* [WHAT YOU HAVE TO DO]: Answer with nothing except the number of lines that contain the word "Output".

***** EXERCISE MATERIALS *****

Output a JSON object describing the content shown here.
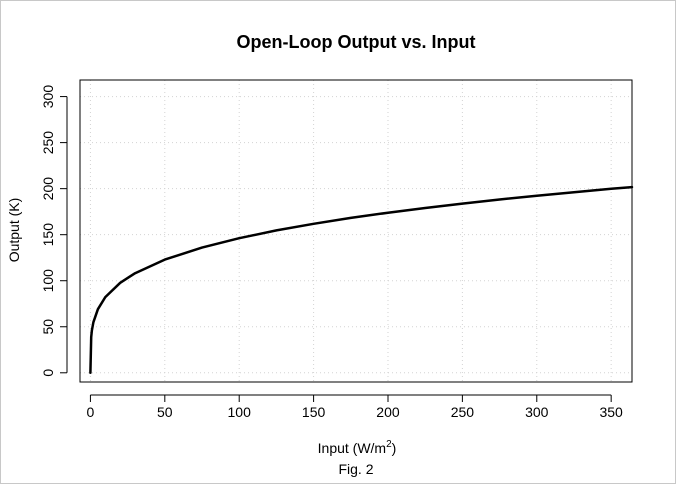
{
  "chart_data": {
    "type": "line",
    "title": "Open-Loop Output vs. Input",
    "xlabel": "Input (W/m",
    "xlabel_sup": "2",
    "xlabel_close": ")",
    "ylabel": "Output (K)",
    "caption": "Fig. 2",
    "xlim": [
      -7,
      364
    ],
    "ylim": [
      -10,
      318
    ],
    "x_ticks": [
      0,
      50,
      100,
      150,
      200,
      250,
      300,
      350
    ],
    "y_ticks": [
      0,
      50,
      100,
      150,
      200,
      250,
      300
    ],
    "grid": true,
    "series": [
      {
        "color": "#000000",
        "x": [
          0,
          0.5,
          1,
          2,
          5,
          10,
          20,
          30,
          50,
          75,
          100,
          125,
          150,
          175,
          200,
          225,
          250,
          275,
          300,
          325,
          350,
          364
        ],
        "y": [
          0,
          38.8,
          46.2,
          55.0,
          69.1,
          82.2,
          97.7,
          108.2,
          122.9,
          136.0,
          146.2,
          154.6,
          161.8,
          168.2,
          173.9,
          179.0,
          183.8,
          188.2,
          192.3,
          196.1,
          199.8,
          201.7
        ]
      }
    ]
  }
}
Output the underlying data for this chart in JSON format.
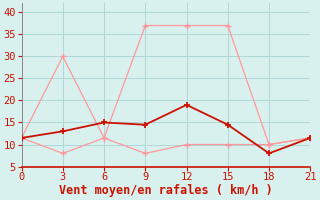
{
  "x": [
    0,
    3,
    6,
    9,
    12,
    15,
    18,
    21
  ],
  "y_mean": [
    11.5,
    13,
    15,
    14.5,
    19,
    14.5,
    8,
    11.5
  ],
  "y_gust_high": [
    11.5,
    30,
    11.5,
    37,
    37,
    37,
    10,
    11.5
  ],
  "y_gust_low": [
    11.5,
    8,
    11.5,
    8,
    10,
    10,
    10,
    11.5
  ],
  "mean_color": "#cc1100",
  "gust_color": "#ff9999",
  "background_color": "#d8f0ee",
  "grid_color": "#b0d8d8",
  "xlabel": "Vent moyen/en rafales ( km/h )",
  "xlabel_color": "#cc1100",
  "ylim": [
    5,
    42
  ],
  "xlim": [
    0,
    21
  ],
  "yticks": [
    5,
    10,
    15,
    20,
    25,
    30,
    35,
    40
  ],
  "xticks": [
    0,
    3,
    6,
    9,
    12,
    15,
    18,
    21
  ],
  "tick_fontsize": 7.5,
  "xlabel_fontsize": 8.5
}
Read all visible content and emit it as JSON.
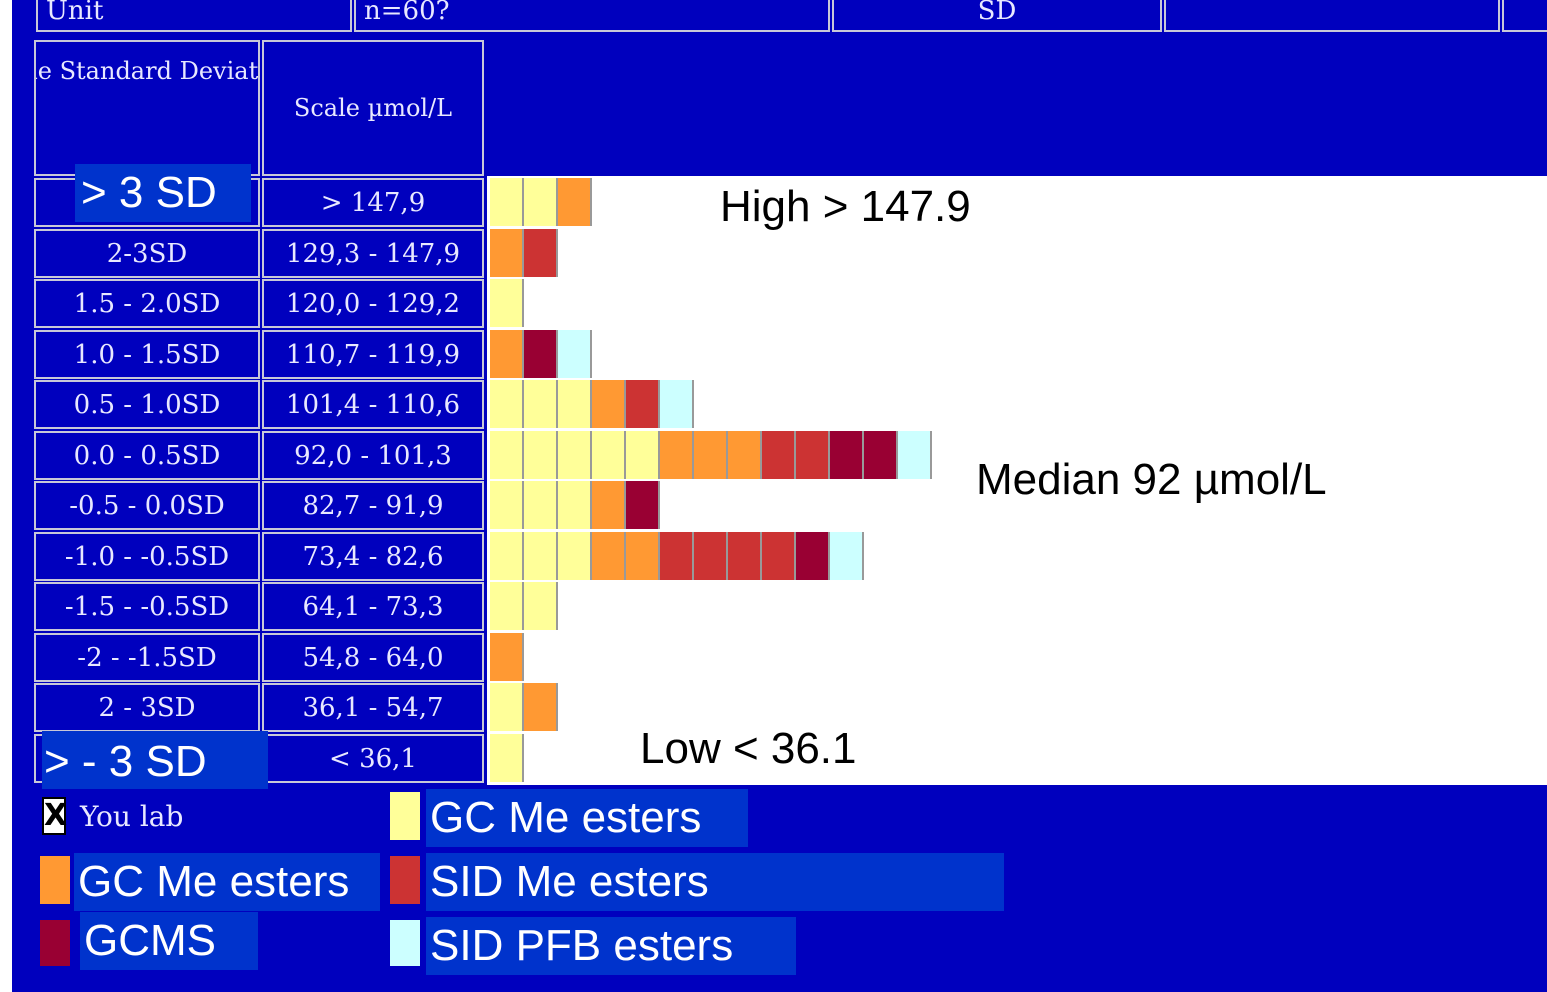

*****

* [THE SOLUTION]: 4